[Records]
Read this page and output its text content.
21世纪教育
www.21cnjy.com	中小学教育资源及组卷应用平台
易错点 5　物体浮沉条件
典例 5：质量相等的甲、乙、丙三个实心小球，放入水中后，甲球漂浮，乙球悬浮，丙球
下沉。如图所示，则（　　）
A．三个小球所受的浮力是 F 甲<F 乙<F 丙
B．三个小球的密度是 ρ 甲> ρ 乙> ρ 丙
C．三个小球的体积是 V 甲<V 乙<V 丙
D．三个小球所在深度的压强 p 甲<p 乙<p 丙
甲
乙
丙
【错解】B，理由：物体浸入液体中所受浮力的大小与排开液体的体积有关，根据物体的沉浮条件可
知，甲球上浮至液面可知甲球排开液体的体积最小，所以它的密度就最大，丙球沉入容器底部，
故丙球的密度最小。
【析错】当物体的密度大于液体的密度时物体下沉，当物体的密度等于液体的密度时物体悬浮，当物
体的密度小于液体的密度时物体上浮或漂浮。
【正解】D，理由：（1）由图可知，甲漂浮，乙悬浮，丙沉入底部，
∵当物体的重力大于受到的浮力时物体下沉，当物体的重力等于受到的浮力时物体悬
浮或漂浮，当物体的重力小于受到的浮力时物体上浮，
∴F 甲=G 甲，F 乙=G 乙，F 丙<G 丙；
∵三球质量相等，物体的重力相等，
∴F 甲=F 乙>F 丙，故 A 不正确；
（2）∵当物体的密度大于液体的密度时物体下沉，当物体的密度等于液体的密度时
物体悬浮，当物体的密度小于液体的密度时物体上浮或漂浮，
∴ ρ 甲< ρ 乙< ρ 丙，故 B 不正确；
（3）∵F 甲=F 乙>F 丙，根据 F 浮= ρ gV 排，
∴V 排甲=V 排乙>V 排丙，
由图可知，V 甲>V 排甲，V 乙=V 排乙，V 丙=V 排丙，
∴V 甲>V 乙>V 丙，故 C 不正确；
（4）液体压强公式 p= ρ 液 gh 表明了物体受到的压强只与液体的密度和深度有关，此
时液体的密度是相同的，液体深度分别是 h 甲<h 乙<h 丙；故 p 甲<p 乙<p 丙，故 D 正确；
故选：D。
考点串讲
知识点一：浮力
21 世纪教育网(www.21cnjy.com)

Work required — Your task is to retype all the records above with nothing left out.

Solution to the problem —
Read this page and output its text content.
21世纪教育
www.21cnjy.com	中小学教育资源及组卷应用平台
易错点 5　物体浮沉条件
典例 5：质量相等的甲、乙、丙三个实心小球，放入水中后，甲球漂浮，乙球悬浮，丙球
下沉。如图所示，则（　　）
A．三个小球所受的浮力是 F 甲<F 乙<F 丙
B．三个小球的密度是 ρ 甲> ρ 乙> ρ 丙
C．三个小球的体积是 V 甲<V 乙<V 丙
D．三个小球所在深度的压强 p 甲<p 乙<p 丙
甲
乙
丙
【错解】B，理由：物体浸入液体中所受浮力的大小与排开液体的体积有关，根据物体的沉浮条件可
知，甲球上浮至液面可知甲球排开液体的体积最小，所以它的密度就最大，丙球沉入容器底部，
故丙球的密度最小。
【析错】当物体的密度大于液体的密度时物体下沉，当物体的密度等于液体的密度时物体悬浮，当物
体的密度小于液体的密度时物体上浮或漂浮。
【正解】D，理由：（1）由图可知，甲漂浮，乙悬浮，丙沉入底部，
∵当物体的重力大于受到的浮力时物体下沉，当物体的重力等于受到的浮力时物体悬
浮或漂浮，当物体的重力小于受到的浮力时物体上浮，
∴F 甲=G 甲，F 乙=G 乙，F 丙<G 丙；
∵三球质量相等，物体的重力相等，
∴F 甲=F 乙>F 丙，故 A 不正确；
（2）∵当物体的密度大于液体的密度时物体下沉，当物体的密度等于液体的密度时
物体悬浮，当物体的密度小于液体的密度时物体上浮或漂浮，
∴ ρ 甲< ρ 乙< ρ 丙，故 B 不正确；
（3）∵F 甲=F 乙>F 丙，根据 F 浮= ρ gV 排，
∴V 排甲=V 排乙>V 排丙，
由图可知，V 甲>V 排甲，V 乙=V 排乙，V 丙=V 排丙，
∴V 甲>V 乙>V 丙，故 C 不正确；
（4）液体压强公式 p= ρ 液 gh 表明了物体受到的压强只与液体的密度和深度有关，此
时液体的密度是相同的，液体深度分别是 h 甲<h 乙<h 丙；故 p 甲<p 乙<p 丙，故 D 正确；
故选：D。
考点串讲
知识点一：浮力
21 世纪教育网(www.21cnjy.com)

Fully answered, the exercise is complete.